Records from a collection
● ● ● ● ●

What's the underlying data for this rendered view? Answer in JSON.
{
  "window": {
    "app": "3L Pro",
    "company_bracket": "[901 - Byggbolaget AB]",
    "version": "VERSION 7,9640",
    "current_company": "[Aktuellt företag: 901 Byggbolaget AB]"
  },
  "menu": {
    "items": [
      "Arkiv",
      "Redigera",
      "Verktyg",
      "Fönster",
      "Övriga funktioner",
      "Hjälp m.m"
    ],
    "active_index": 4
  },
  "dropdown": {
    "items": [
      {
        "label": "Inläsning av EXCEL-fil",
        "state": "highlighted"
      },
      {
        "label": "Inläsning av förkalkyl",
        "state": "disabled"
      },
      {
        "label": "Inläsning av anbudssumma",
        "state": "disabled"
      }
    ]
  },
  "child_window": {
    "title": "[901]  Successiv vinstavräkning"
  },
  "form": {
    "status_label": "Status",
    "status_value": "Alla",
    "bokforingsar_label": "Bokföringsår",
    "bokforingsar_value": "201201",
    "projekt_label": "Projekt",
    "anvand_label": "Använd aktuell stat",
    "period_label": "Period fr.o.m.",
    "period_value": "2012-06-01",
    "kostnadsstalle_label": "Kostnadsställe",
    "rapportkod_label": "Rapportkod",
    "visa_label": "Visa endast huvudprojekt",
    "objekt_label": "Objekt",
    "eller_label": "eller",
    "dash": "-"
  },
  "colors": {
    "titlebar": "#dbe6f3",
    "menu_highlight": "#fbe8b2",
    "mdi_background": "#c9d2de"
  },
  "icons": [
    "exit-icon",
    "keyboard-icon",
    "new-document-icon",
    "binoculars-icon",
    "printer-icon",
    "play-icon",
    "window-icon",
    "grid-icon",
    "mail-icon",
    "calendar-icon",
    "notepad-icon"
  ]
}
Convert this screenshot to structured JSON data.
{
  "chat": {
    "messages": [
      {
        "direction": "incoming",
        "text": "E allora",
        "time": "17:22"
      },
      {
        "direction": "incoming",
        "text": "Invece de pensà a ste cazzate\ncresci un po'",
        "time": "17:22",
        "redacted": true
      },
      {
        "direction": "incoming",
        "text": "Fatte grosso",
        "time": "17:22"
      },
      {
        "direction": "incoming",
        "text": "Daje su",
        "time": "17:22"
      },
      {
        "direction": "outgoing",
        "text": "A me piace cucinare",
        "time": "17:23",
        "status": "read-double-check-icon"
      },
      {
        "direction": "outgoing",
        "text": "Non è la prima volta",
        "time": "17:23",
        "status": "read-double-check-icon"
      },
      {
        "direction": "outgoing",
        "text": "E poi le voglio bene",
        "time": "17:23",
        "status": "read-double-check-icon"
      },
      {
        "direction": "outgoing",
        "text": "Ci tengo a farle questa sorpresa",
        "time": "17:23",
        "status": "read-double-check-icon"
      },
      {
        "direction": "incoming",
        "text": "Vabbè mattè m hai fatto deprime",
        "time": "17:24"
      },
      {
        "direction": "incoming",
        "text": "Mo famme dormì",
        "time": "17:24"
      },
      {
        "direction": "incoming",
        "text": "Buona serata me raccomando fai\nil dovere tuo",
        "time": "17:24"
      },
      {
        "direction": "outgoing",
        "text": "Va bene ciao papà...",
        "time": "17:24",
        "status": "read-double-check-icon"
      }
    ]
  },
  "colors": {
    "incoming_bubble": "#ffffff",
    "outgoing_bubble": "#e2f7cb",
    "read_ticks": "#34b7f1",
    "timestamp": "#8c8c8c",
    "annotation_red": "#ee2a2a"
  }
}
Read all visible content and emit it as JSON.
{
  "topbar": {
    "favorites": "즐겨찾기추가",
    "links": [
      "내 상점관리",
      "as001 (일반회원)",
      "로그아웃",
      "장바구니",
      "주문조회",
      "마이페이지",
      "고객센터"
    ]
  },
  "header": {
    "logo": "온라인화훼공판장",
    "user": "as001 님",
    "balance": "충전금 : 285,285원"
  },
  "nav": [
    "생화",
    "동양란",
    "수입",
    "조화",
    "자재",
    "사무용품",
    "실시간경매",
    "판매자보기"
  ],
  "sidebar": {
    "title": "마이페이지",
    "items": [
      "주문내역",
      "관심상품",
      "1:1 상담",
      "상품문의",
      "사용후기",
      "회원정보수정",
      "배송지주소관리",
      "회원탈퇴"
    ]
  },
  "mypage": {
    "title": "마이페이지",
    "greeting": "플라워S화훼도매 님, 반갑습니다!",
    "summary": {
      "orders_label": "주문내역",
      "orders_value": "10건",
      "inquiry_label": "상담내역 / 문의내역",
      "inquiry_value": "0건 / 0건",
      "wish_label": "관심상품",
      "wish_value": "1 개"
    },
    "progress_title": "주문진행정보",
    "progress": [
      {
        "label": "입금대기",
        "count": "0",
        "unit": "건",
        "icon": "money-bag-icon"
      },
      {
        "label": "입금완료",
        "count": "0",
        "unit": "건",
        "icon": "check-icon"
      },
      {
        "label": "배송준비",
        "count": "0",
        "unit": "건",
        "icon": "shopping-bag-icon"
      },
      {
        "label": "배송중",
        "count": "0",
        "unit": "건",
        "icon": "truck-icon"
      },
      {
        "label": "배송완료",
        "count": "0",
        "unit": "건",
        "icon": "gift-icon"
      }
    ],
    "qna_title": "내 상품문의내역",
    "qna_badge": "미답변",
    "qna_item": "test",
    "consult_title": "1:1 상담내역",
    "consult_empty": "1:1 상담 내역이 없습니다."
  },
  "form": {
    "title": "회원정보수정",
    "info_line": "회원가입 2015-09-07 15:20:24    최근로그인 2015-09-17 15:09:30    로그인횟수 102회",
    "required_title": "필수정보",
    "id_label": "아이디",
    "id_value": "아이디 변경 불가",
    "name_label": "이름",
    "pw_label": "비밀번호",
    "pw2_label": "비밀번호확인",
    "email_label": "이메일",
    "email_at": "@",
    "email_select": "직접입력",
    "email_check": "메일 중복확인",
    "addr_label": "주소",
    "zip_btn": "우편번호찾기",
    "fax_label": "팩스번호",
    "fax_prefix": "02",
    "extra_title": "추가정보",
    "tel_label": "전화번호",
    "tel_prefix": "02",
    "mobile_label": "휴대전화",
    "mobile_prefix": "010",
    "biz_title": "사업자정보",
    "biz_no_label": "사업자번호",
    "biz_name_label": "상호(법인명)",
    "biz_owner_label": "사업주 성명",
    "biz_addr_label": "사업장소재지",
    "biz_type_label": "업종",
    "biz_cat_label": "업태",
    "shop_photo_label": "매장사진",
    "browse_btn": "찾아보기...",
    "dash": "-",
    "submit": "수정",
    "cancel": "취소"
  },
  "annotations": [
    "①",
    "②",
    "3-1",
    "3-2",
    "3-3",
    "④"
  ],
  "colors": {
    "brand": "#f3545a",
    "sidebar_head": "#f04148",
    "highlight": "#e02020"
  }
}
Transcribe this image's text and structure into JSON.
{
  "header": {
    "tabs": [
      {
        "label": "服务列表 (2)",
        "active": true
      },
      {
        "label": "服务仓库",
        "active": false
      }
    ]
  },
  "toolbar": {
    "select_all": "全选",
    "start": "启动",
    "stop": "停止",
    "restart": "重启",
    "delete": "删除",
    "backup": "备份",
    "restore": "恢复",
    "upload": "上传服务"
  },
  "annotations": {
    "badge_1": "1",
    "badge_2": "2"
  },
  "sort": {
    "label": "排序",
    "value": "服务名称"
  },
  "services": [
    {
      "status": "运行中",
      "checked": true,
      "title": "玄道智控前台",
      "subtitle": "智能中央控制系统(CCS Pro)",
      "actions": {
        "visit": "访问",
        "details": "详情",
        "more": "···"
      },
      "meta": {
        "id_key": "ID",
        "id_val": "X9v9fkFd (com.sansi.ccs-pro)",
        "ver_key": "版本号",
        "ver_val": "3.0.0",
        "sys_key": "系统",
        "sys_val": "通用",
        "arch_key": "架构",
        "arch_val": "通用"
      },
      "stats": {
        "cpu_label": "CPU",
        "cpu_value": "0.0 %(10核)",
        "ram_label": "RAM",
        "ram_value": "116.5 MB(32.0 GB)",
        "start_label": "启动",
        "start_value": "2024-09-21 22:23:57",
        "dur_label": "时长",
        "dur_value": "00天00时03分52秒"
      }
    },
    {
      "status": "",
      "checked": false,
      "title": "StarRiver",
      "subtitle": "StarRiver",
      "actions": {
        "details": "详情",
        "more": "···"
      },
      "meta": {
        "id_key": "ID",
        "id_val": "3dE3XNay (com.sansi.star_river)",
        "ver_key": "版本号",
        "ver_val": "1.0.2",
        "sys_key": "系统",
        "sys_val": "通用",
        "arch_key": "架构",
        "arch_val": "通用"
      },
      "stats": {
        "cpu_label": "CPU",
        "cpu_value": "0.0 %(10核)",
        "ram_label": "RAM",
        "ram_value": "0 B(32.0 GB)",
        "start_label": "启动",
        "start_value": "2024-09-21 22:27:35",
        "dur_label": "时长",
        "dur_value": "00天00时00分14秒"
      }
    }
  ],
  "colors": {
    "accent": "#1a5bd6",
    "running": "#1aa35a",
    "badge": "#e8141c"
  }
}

● ● ● ● ●

> **Aim of the task**
Find the word "data" in the entries above and gather every line that holds it.

> **Reply**
What's the underlying data for this rendered view? Answer in JSON.
Convert this screenshot to structured JSON data.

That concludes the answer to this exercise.